Data to use:
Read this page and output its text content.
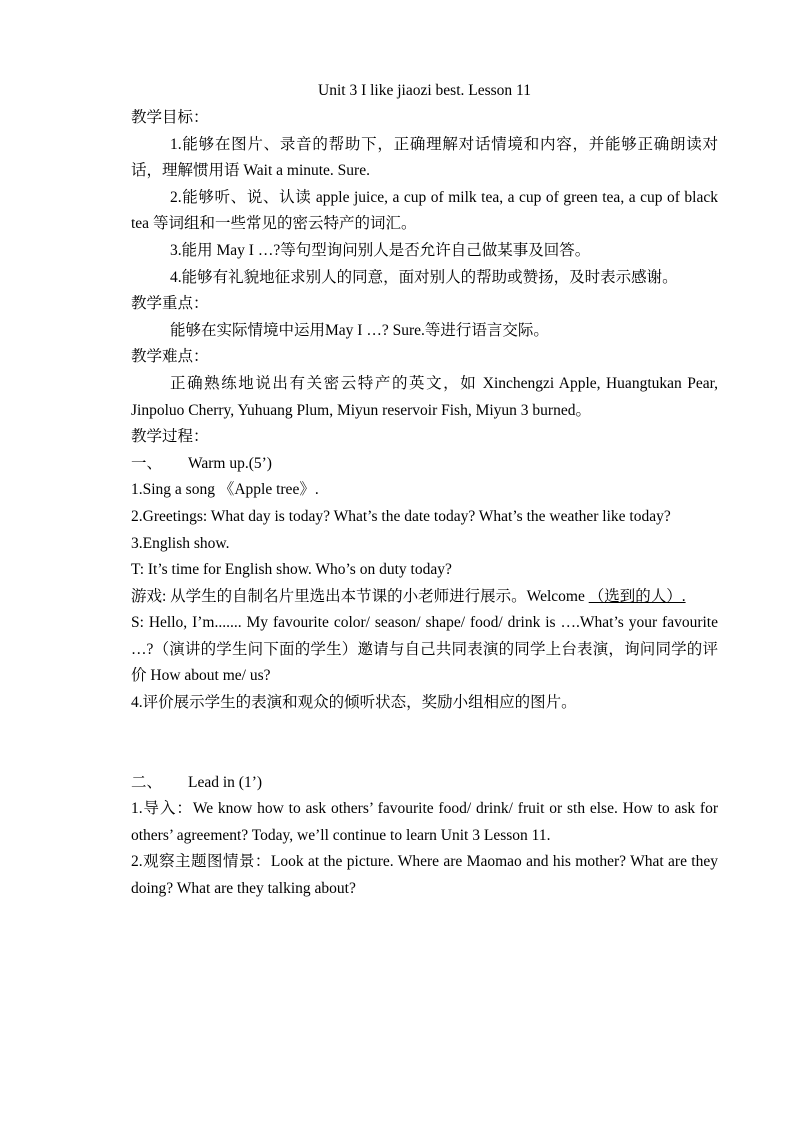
Unit 3 I like jiaozi best. Lesson 11

教学目标：

1.能够在图片、录音的帮助下，正确理解对话情境和内容，并能够正确朗读对话，理解惯用语 Wait a minute. Sure.

2.能够听、说、认读 apple juice, a cup of milk tea, a cup of green tea, a cup of black tea 等词组和一些常见的密云特产的词汇。

3.能用 May I …?等句型询问别人是否允许自己做某事及回答。

4.能够有礼貌地征求别人的同意，面对别人的帮助或赞扬，及时表示感谢。

教学重点：

能够在实际情境中运用May I …? Sure.等进行语言交际。

教学难点：

正确熟练地说出有关密云特产的英文，如 Xinchengzi Apple, Huangtukan Pear, Jinpoluo Cherry, Yuhuang Plum, Miyun reservoir Fish, Miyun 3 burned。

教学过程：

一、 Warm up.(5’)

1.Sing a song 《Apple tree》.

2.Greetings: What day is today? What’s the date today? What’s the weather like today?

3.English show.

T: It’s time for English show. Who’s on duty today?

游戏: 从学生的自制名片里选出本节课的小老师进行展示。Welcome （选到的人）.

S: Hello, I’m....... My favourite color/ season/ shape/ food/ drink is ….What’s your favourite …?（演讲的学生问下面的学生）邀请与自己共同表演的同学上台表演，询问同学的评价 How about me/ us?

4.评价展示学生的表演和观众的倾听状态，奖励小组相应的图片。

二、 Lead in (1’)

1.导入：We know how to ask others’ favourite food/ drink/ fruit or sth else. How to ask for others’ agreement? Today, we’ll continue to learn Unit 3 Lesson 11.

2.观察主题图情景：Look at the picture. Where are Maomao and his mother? What are they doing? What are they talking about?
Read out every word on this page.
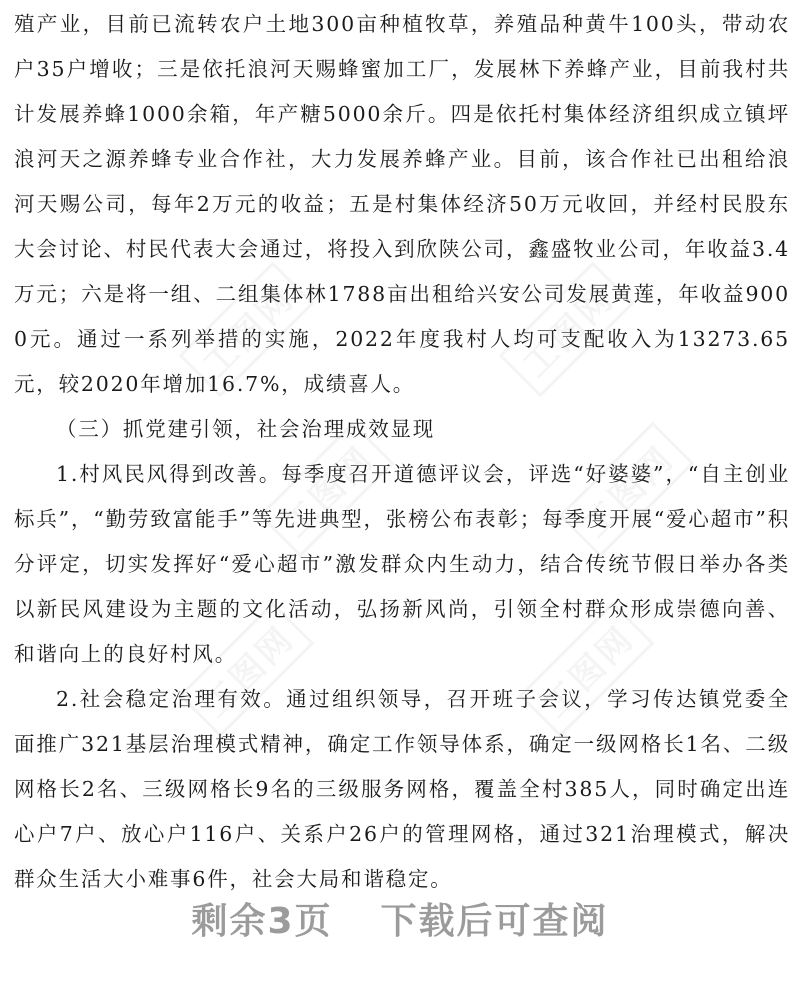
殖产业，目前已流转农户土地300亩种植牧草，养殖品种黄牛100头，带动农户35户增收；三是依托浪河天赐蜂蜜加工厂，发展林下养蜂产业，目前我村共计发展养蜂1000余箱，年产糖5000余斤。四是依托村集体经济组织成立镇坪浪河天之源养蜂专业合作社，大力发展养蜂产业。目前，该合作社已出租给浪河天赐公司，每年2万元的收益；五是村集体经济50万元收回，并经村民股东大会讨论、村民代表大会通过，将投入到欣陕公司，鑫盛牧业公司，年收益3.4万元；六是将一组、二组集体林1788亩出租给兴安公司发展黄莲，年收益9000元。通过一系列举措的实施，2022年度我村人均可支配收入为13273.65元，较2020年增加16.7%，成绩喜人。

（三）抓党建引领，社会治理成效显现

1.村风民风得到改善。每季度召开道德评议会，评选“好婆婆”，“自主创业标兵”，“勤劳致富能手”等先进典型，张榜公布表彰；每季度开展“爱心超市”积分评定，切实发挥好“爱心超市”激发群众内生动力，结合传统节假日举办各类以新民风建设为主题的文化活动，弘扬新风尚，引领全村群众形成崇德向善、和谐向上的良好村风。

2.社会稳定治理有效。通过组织领导，召开班子会议，学习传达镇党委全面推广321基层治理模式精神，确定工作领导体系，确定一级网格长1名、二级网格长2名、三级网格长9名的三级服务网格，覆盖全村385人，同时确定出连心户7户、放心户116户、关系户26户的管理网格，通过321治理模式，解决群众生活大小难事6件，社会大局和谐稳定。

工图网	工图网
工图网	工图网
工图网	工图网
剩余3页 下载后可查阅
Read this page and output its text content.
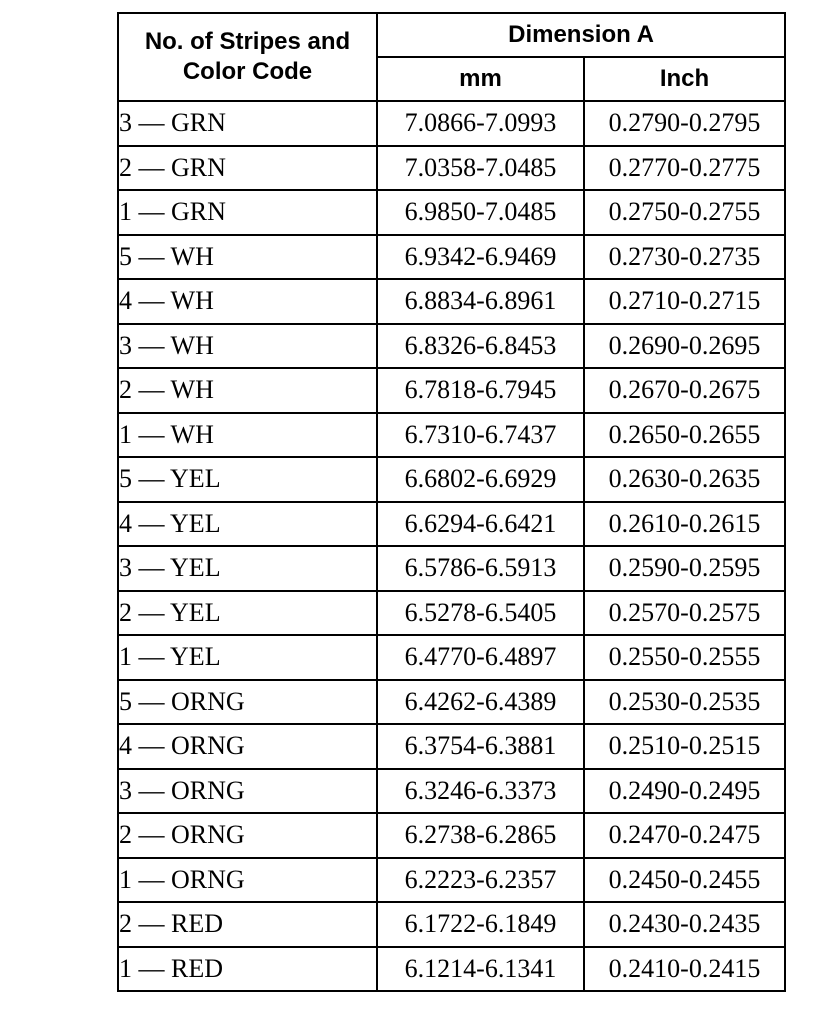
No. of Stripes and Color Code	Dimension A	
	mm	Inch
3 — GRN	7.0866-7.0993	0.2790-0.2795
2 — GRN	7.0358-7.0485	0.2770-0.2775
1 — GRN	6.9850-7.0485	0.2750-0.2755
5 — WH	6.9342-6.9469	0.2730-0.2735
4 — WH	6.8834-6.8961	0.2710-0.2715
3 — WH	6.8326-6.8453	0.2690-0.2695
2 — WH	6.7818-6.7945	0.2670-0.2675
1 — WH	6.7310-6.7437	0.2650-0.2655
5 — YEL	6.6802-6.6929	0.2630-0.2635
4 — YEL	6.6294-6.6421	0.2610-0.2615
3 — YEL	6.5786-6.5913	0.2590-0.2595
2 — YEL	6.5278-6.5405	0.2570-0.2575
1 — YEL	6.4770-6.4897	0.2550-0.2555
5 — ORNG	6.4262-6.4389	0.2530-0.2535
4 — ORNG	6.3754-6.3881	0.2510-0.2515
3 — ORNG	6.3246-6.3373	0.2490-0.2495
2 — ORNG	6.2738-6.2865	0.2470-0.2475
1 — ORNG	6.2223-6.2357	0.2450-0.2455
2 — RED	6.1722-6.1849	0.2430-0.2435
1 — RED	6.1214-6.1341	0.2410-0.2415
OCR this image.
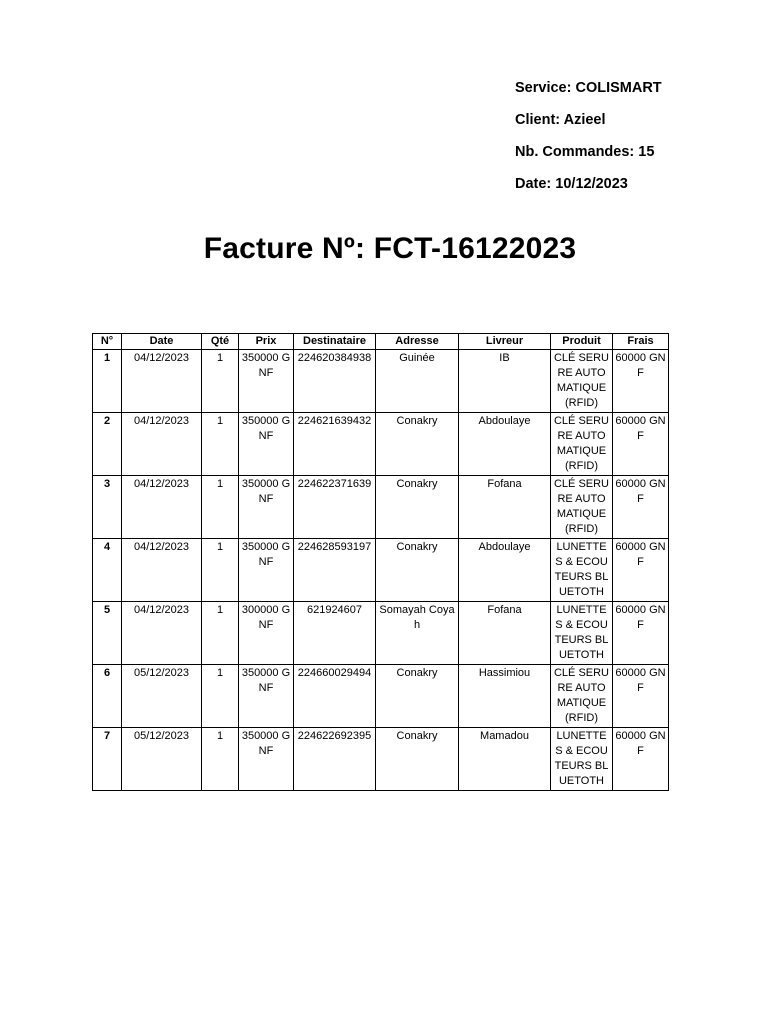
Service: COLISMART
Client: Azieel
Nb. Commandes: 15
Date: 10/12/2023
Facture Nº: FCT-16122023
N°	Date	Qté	Prix	Destinataire	Adresse	Livreur	Produit	Frais
1	04/12/2023	1	350000 GNF	224620384938	Guinée	IB	CLÉ SERURE AUTOMATIQUE (RFID)	60000 GNF
2	04/12/2023	1	350000 GNF	224621639432	Conakry	Abdoulaye	CLÉ SERURE AUTOMATIQUE (RFID)	60000 GNF
3	04/12/2023	1	350000 GNF	224622371639	Conakry	Fofana	CLÉ SERURE AUTOMATIQUE (RFID)	60000 GNF
4	04/12/2023	1	350000 GNF	224628593197	Conakry	Abdoulaye	LUNETTES & ECOUTEURS BLUETOTH	60000 GNF
5	04/12/2023	1	300000 GNF	621924607	Somayah Coyah	Fofana	LUNETTES & ECOUTEURS BLUETOTH	60000 GNF
6	05/12/2023	1	350000 GNF	224660029494	Conakry	Hassimiou	CLÉ SERURE AUTOMATIQUE (RFID)	60000 GNF
7	05/12/2023	1	350000 GNF	224622692395	Conakry	Mamadou	LUNETTES & ECOUTEURS BLUETOTH	60000 GNF
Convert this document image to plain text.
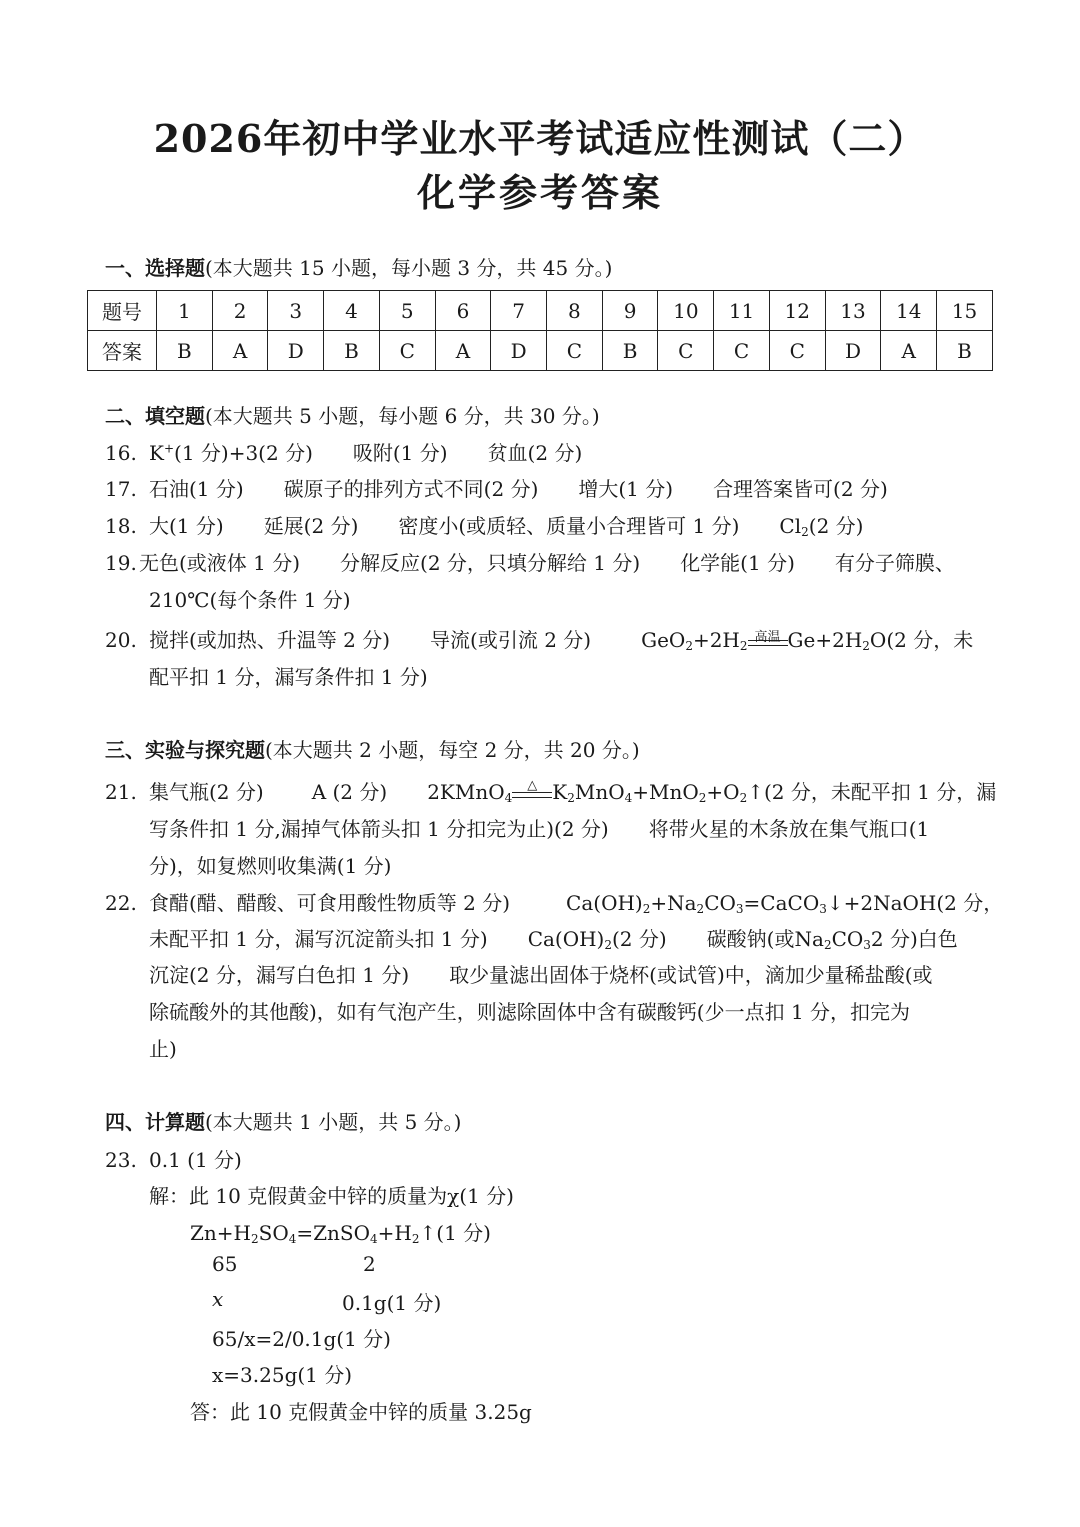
2026年初中学业水平考试适应性测试（二）
化学参考答案
一、选择题(本大题共 15 小题，每小题 3 分，共 45 分。)
题号	1	2	3	4	5	6	7	8	9	10	11	12	13	14	15
答案	B	A	D	B	C	A	D	C	B	C	C	C	D	A	B
二、填空题(本大题共 5 小题，每小题 6 分，共 30 分。)
16. K+(1 分)+3(2 分) 吸附(1 分) 贫血(2 分)
17. 石油(1 分) 碳原子的排列方式不同(2 分) 增大(1 分) 合理答案皆可(2 分)
18. 大(1 分) 延展(2 分) 密度小(或质轻、质量小合理皆可 1 分) $Cl_2(2$ 分)
19. 无色(或液体 1 分) 分解反应(2 分，只填分解给 1 分) 化学能(1 分) 有分子筛膜、
210℃(每个条件 1 分)
20. 搅拌(或加热、升温等 2 分) 导流(或引流 2 分)	$GeO_2+2H_2$
高温 $Ge+2H_2O(2$ 分，未
配平扣 1 分，漏写条件扣 1 分)
三、实验与探究题(本大题共 2 小题，每空 2 分，共 20 分。)
21. 集气瓶(2 分) A (2 分) 2KMnO$_4$
△ $K_2MnO_4+MnO_2+O_2↑(2$ 分，未配平扣 1 分，漏
写条件扣 1 分,漏掉气体箭头扣 1 分扣完为止)(2 分) 将带火星的木条放在集气瓶口(1
分)，如复燃则收集满(1 分)
22. 食醋(醋、醋酸、可食用酸性物质等 2 分)	$Ca(OH)_2+Na_2CO_3=CaCO_3↓+2NaOH(2$ 分，
未配平扣 1 分，漏写沉淀箭头扣 1 分) $Ca(OH)_2(2$ 分) 碳酸钠(或$Na_2CO_32$ 分)白色
沉淀(2 分，漏写白色扣 1 分) 取少量滤出固体于烧杯(或试管)中，滴加少量稀盐酸(或
除硫酸外的其他酸)，如有气泡产生，则滤除固体中含有碳酸钙(少一点扣 1 分，扣完为
止)
四、计算题(本大题共 1 小题，共 5 分。)
23. 0.1 (1 分)
解：此 10 克假黄金中锌的质量为χ(1 分)
$Zn+H_2SO_4=ZnSO_4+H_2↑(1$ 分)
65	2
x	0.1g(1 分)
65/x=2/0.1g(1 分)
x=3.25g(1 分)
答：此 10 克假黄金中锌的质量 3.25g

Do this:
The lines to collect are those holding the string "show"; copy them all.

Output of the exercise:
3.English show.
T: It’s time for English show. Who’s on duty today?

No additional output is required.